Extracto de la página:
★ ★ ★ ★ ★

¿Los niños? En clase, lo normal
Da igual si uno está en Jan Yunis, Jenin o Deisha. Incluso en Irbid, Shatila, o Yarmuk. Si es temprano, la imagen de dos pequeñajos caminando juntos, con babi y una cartera atravesada a la espalda, puede que más grande que ellos, no faltará de toda calle o callejón en Oriente Próximo.
A esos dos pequeñajos -o pequeñajas-, se unirán otros dos, y otros dos, y otros dos, hasta formar un enjambre ruidoso, que va entrando al patio de la escuela, formando ya dentro pequeñas colas alineadas, a cuyo frente se va a poner en breve una profe - casi siempre una profe-, antes de llevarse a ese cúmulo de pequeñez al aula.
Durante unas horas, las calles descansarán de ruido, de balones, de carreras, de peleas. Porque, en horario de escuela, los niños palestinos están en la escuela. Da igual que sea un barrio de villas con jardín, o un campo de refugiados. Los niños de Palestina, están en la escuela.
¿Qué tiene de especial que los niños y niñas de Palestina hagan lo mismo que los de España? Nada. O casi nada. Por un lado, es lo normal: los niños de Gaza, de Jerusalén, de Nablus, son eso: niños normales. Miren a su hija jugando en la alfombra, a unos metros del sofá desde el que me leen. ¿Ven sus miradas, sus expresiones, esa manera coqueta de jugar, reproduciendo conversaciones inventadas con sus juguetes? Así, exáctamente así, ven a sus hijos un padre y una madre de Gaza. Lo intentan.

★ ★ ★ ★ ★

Datos extraídos:
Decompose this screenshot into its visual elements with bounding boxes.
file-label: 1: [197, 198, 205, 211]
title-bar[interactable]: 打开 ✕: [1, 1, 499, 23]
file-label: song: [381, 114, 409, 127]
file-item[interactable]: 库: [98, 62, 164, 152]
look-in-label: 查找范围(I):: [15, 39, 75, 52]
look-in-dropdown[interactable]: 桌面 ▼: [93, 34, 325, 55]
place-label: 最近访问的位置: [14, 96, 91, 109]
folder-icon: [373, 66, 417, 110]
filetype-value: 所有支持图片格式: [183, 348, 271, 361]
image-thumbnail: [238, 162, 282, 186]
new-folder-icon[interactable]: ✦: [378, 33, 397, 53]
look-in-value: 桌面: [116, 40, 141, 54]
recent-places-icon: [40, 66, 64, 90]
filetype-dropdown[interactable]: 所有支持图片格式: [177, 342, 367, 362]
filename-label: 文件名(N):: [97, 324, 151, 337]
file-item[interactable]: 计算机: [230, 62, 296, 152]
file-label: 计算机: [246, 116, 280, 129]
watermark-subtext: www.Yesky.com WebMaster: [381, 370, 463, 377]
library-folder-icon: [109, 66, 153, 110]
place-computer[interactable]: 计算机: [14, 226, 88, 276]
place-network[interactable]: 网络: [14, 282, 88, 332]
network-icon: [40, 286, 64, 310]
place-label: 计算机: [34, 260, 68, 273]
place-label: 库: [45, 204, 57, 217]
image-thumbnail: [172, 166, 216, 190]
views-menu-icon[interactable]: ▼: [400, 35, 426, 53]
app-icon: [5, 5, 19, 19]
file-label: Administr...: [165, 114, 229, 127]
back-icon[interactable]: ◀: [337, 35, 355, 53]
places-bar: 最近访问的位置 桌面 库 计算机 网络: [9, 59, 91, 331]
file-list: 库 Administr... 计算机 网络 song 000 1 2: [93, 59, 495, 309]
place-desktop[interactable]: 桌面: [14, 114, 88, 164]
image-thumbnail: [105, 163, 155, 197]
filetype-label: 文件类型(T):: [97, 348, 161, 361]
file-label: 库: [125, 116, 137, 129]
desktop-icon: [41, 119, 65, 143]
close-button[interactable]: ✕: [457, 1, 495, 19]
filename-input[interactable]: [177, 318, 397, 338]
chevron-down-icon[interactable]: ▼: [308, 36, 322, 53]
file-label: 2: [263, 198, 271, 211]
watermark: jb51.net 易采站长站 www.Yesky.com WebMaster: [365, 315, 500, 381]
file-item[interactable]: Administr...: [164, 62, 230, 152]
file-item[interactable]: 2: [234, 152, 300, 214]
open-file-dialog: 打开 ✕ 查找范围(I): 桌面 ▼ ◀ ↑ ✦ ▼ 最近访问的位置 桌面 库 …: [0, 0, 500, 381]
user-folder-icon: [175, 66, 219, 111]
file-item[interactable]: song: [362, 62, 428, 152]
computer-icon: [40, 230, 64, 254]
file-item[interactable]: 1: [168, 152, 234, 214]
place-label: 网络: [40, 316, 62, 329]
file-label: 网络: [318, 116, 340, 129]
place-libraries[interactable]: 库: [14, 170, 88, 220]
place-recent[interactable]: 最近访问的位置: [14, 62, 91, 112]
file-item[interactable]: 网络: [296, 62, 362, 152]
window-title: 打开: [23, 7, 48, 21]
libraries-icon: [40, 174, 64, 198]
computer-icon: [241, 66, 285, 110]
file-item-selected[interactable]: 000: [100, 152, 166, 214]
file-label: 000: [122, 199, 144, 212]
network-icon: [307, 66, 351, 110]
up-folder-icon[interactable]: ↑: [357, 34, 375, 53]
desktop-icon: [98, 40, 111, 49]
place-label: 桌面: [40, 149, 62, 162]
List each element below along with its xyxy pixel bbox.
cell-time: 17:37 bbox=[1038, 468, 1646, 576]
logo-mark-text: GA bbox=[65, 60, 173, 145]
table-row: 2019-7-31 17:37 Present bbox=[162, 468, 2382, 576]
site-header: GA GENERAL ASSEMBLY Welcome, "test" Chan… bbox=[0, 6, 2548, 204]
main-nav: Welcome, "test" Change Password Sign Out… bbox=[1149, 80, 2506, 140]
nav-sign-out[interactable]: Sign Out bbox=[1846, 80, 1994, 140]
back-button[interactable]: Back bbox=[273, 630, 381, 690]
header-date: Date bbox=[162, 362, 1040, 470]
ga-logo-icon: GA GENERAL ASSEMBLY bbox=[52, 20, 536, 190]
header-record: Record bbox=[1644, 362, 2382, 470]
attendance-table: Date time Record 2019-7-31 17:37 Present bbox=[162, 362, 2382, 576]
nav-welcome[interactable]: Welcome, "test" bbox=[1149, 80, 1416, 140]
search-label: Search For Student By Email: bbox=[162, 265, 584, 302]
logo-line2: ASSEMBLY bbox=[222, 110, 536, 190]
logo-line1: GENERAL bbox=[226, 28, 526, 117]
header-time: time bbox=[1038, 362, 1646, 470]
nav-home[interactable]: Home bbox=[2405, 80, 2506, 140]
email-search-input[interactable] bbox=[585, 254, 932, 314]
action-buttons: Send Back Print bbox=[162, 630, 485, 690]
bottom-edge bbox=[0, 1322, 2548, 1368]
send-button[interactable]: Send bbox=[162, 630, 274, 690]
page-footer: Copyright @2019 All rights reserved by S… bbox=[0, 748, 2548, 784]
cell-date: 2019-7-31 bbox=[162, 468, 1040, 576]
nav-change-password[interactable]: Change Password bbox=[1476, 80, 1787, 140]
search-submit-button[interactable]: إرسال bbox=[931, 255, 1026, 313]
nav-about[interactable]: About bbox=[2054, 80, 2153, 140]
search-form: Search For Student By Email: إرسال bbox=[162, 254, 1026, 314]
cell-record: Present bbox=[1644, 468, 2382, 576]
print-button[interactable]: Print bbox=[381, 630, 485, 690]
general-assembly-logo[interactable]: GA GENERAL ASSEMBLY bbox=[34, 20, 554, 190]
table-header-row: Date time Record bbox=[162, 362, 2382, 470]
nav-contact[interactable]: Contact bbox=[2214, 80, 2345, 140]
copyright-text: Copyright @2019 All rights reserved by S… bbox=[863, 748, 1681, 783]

★ ★ ★ ★ ★

Ejercicios:
(A) Traduce al inglés esta oración del extracto de la página: "Durante unas horas, las calles descansarán de ruido, de balones, de carreras, de peleas."
(B) Según el extracto de la página, ¿dónde están los niños palestinos en horario de escuela?
(C) Reproduce el pasaje del extracto de la página que empieza en las palabras "A esos dos pequeñajos" y termina tras "pequeñez al aula.".

Soluciones:
(A) For a few hours, the streets will rest from noise, from balls, from running, from fights.

(B) En la escuela.

(C)
A esos dos pequeñajos -o pequeñajas-, se unirán otros dos, y otros dos, y otros dos, hasta formar un enjambre ruidoso, que va entrando al patio de la escuela, formando ya dentro pequeñas colas alineadas, a cuyo frente se va a poner en breve una profe - casi siempre una profe-, antes de llevarse a ese cúmulo de pequeñez al aula.